<<<<
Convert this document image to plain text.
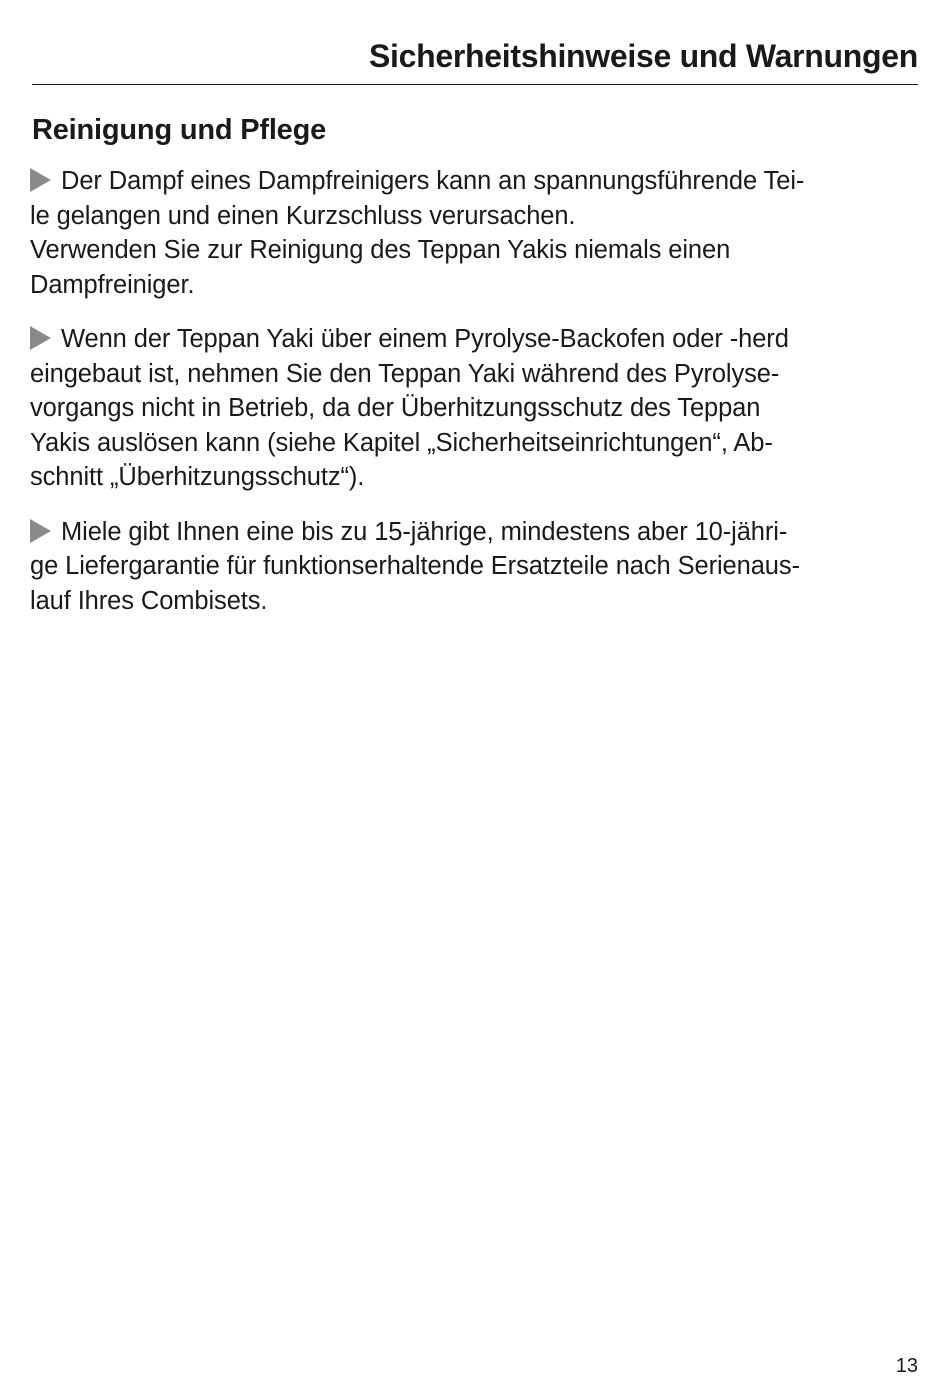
Sicherheitshinweise und Warnungen
Reinigung und Pflege

Der Dampf eines Dampfreinigers kann an spannungsführende Tei-
le gelangen und einen Kurzschluss verursachen.
Verwenden Sie zur Reinigung des Teppan Yakis niemals einen
Dampfreiniger.

Wenn der Teppan Yaki über einem Pyrolyse-Backofen oder -herd
eingebaut ist, nehmen Sie den Teppan Yaki während des Pyrolyse-
vorgangs nicht in Betrieb, da der Überhitzungsschutz des Teppan
Yakis auslösen kann (siehe Kapitel „Sicherheitseinrichtungen“, Ab-
schnitt „Überhitzungsschutz“).

Miele gibt Ihnen eine bis zu 15-jährige, mindestens aber 10-jähri-
ge Liefergarantie für funktionserhaltende Ersatzteile nach Serienaus-
lauf Ihres Combisets.

13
>>>>
▶ _OBJECTIVE_: Omit the pictures and reproduce the listing exactly.

▶ _FINISHED EXERCISE_:
Convert this document image to plain text.
Sicherheitshinweise und Warnungen
Reinigung und Pflege

Der Dampf eines Dampfreinigers kann an spannungsführende Tei-
le gelangen und einen Kurzschluss verursachen.
Verwenden Sie zur Reinigung des Teppan Yakis niemals einen
Dampfreiniger.

Wenn der Teppan Yaki über einem Pyrolyse-Backofen oder -herd
eingebaut ist, nehmen Sie den Teppan Yaki während des Pyrolyse-
vorgangs nicht in Betrieb, da der Überhitzungsschutz des Teppan
Yakis auslösen kann (siehe Kapitel „Sicherheitseinrichtungen“, Ab-
schnitt „Überhitzungsschutz“).

Miele gibt Ihnen eine bis zu 15-jährige, mindestens aber 10-jähri-
ge Liefergarantie für funktionserhaltende Ersatzteile nach Serienaus-
lauf Ihres Combisets.

13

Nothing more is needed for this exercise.